**Data for this task:**

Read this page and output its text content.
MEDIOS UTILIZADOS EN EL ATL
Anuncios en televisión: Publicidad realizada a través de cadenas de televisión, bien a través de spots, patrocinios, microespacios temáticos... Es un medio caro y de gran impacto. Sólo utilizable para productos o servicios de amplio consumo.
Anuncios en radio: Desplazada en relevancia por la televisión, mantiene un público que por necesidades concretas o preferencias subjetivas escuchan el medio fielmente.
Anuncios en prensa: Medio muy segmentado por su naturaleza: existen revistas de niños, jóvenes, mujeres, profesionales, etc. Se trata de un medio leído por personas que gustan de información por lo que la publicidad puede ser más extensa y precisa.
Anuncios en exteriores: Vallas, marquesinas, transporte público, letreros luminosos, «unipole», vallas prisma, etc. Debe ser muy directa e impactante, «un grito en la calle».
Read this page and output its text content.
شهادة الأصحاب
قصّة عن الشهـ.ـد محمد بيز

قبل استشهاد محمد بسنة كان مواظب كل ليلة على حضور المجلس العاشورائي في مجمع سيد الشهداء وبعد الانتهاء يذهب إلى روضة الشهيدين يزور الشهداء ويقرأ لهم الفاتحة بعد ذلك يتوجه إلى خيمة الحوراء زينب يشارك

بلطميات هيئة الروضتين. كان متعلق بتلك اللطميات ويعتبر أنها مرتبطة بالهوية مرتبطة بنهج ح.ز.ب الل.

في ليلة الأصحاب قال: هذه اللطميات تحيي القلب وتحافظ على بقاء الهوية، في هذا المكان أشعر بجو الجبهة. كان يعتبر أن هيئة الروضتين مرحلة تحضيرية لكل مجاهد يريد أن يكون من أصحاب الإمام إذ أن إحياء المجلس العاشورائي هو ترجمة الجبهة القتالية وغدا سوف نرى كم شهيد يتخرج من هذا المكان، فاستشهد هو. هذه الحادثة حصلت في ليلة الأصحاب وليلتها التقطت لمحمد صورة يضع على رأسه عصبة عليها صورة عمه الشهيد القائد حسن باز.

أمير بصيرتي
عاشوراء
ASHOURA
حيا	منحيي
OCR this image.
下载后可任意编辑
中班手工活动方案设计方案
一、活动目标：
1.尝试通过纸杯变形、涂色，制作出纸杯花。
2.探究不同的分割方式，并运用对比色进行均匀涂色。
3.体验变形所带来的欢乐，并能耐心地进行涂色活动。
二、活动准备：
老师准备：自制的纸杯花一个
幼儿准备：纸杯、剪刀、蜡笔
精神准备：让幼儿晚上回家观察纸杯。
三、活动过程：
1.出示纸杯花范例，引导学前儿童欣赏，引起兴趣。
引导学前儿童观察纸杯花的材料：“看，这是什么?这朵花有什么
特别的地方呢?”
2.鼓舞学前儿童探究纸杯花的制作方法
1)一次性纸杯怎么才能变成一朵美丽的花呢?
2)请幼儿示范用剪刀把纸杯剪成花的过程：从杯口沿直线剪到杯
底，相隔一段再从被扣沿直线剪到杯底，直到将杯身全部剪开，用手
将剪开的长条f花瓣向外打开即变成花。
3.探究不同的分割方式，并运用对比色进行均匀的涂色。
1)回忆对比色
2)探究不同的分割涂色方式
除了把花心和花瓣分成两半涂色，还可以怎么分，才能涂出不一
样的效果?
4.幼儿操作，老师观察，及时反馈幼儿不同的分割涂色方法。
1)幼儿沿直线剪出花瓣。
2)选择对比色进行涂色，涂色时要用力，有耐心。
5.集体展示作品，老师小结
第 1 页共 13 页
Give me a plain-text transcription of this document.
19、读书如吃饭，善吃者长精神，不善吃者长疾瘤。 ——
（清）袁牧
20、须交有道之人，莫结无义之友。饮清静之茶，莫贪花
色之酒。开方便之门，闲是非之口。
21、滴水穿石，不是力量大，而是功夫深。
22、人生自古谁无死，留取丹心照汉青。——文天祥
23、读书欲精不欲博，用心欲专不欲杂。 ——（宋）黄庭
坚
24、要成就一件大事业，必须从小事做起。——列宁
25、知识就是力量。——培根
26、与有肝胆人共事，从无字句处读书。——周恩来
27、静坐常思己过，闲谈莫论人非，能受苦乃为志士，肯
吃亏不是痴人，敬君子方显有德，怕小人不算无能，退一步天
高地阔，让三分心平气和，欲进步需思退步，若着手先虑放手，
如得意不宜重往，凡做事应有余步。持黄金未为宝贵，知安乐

**Requirements:** Every line above that contains the word "المجلس" should be reported.

**Complete answer:**
قبل استشهاد محمد بسنة كان مواظب كل ليلة على حضور المجلس العاشورائي في مجمع سيد الشهداء وبعد الانتهاء يذهب إلى روضة الشهيدين يزور الشهداء ويقرأ لهم الفاتحة بعد ذلك يتوجه إلى خيمة الحوراء زينب يشارك
في ليلة الأصحاب قال: هذه اللطميات تحيي القلب وتحافظ على بقاء الهوية، في هذا المكان أشعر بجو الجبهة. كان يعتبر أن هيئة الروضتين مرحلة تحضيرية لكل مجاهد يريد أن يكون من أصحاب الإمام إذ أن إحياء المجلس العاشورائي هو ترجمة الجبهة القتالية وغدا سوف نرى كم شهيد يتخرج من هذا المكان، فاستشهد هو. هذه الحادثة حصلت في ليلة الأصحاب وليلتها التقطت لمحمد صورة يضع على رأسه عصبة عليها صورة عمه الشهيد القائد حسن باز.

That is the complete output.